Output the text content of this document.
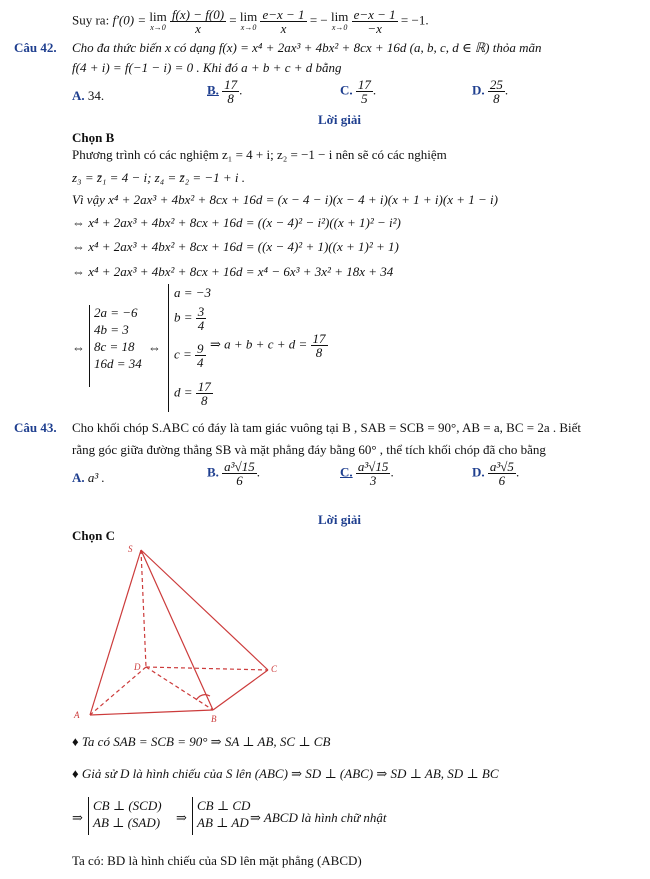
Suy ra: f′(0) = lim
x→0
$\frac{f(x) - f(0)}{x} = \lim$
x→0
$\frac{e-x - 1}{x}$ = − lim
x→0
$\frac{e-x - 1}{-x} = -1$.
Câu 42. Cho đa thức biến x có dạng f(x) = x⁴ + 2ax³ + 4bx² + 8cx + 16d (a, b, c, d ∈ ℝ) thỏa mãn
f(4 + i) = f(−1 − i) = 0 . Khi đó a + b + c + d bằng
A. 34.	B. $\frac{17}{8}$ .	C. $\frac{17}{5}$ .	D. $\frac{25}{8}$ .
Lời giải
Chọn B
Phương trình có các nghiệm z₁ = 4 + i; z₂ = −1 − i nên sẽ có các nghiệm
z₃ = z̄₁ = 4 − i; z₄ = z̄₂ = −1 + i .
Vì vậy x⁴ + 2ax³ + 4bx² + 8cx + 16d = (x − 4 − i)(x − 4 + i)(x + 1 + i)(x + 1 − i)
⇔ x⁴ + 2ax³ + 4bx² + 8cx + 16d = ((x − 4)² − i²)((x + 1)² − i²)
⇔ x⁴ + 2ax³ + 4bx² + 8cx + 16d = ((x − 4)² + 1)((x + 1)² + 1)
⇔ x⁴ + 2ax³ + 4bx² + 8cx + 16d = x⁴ − 6x³ + 3x² + 18x + 34
⇔
2a = −6
4b = 3
8c = 18
16d = 34
⇔
a = −3
$b = \frac{3}{4}$
$c = \frac{9}{4}$
$d = \frac{17}{8}$
⇒ $a + b + c + d = \frac{17}{8}$
Câu 43. Cho khối chóp S.ABC có đáy là tam giác vuông tại B , SAB = SCB = 90°, AB = a, BC = 2a . Biết
rằng góc giữa đường thẳng SB và mặt phẳng đáy bằng 60° , thể tích khối chóp đã cho bằng
A. a³ .	B. $\frac{\text{a³√15}}{6}$ .	C. $\frac{\text{a³√15}}{3}$ .	D. $\frac{\text{a³√5}}{6}$ .
Lời giải
Chọn C
S
D	C
A	B
♦ Ta có SAB = SCB = 90° ⇒ SA ⊥ AB, SC ⊥ CB
♦ Giả sử D là hình chiếu của S lên (ABC) ⇒ SD ⊥ (ABC) ⇒ SD ⊥ AB, SD ⊥ BC
⇒
CB ⊥ (SCD)
AB ⊥ (SAD) ⇒
CB ⊥ CD
AB ⊥ AD ⇒ ABCD là hình chữ nhật
Ta có: BD là hình chiếu của SD lên mặt phẳng (ABCD)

★ ★ ★ ★

_EXERCISE REQUIREMENTS_: List the lines of the material in which the word "hình" occurs.

_REPLY_:
♦ Giả sử D là hình chiếu của S lên (ABC) ⇒ SD ⊥ (ABC) ⇒ SD ⊥ AB, SD ⊥ BC
AB ⊥ AD ⇒ ABCD là hình chữ nhật
Ta có: BD là hình chiếu của SD lên mặt phẳng (ABCD)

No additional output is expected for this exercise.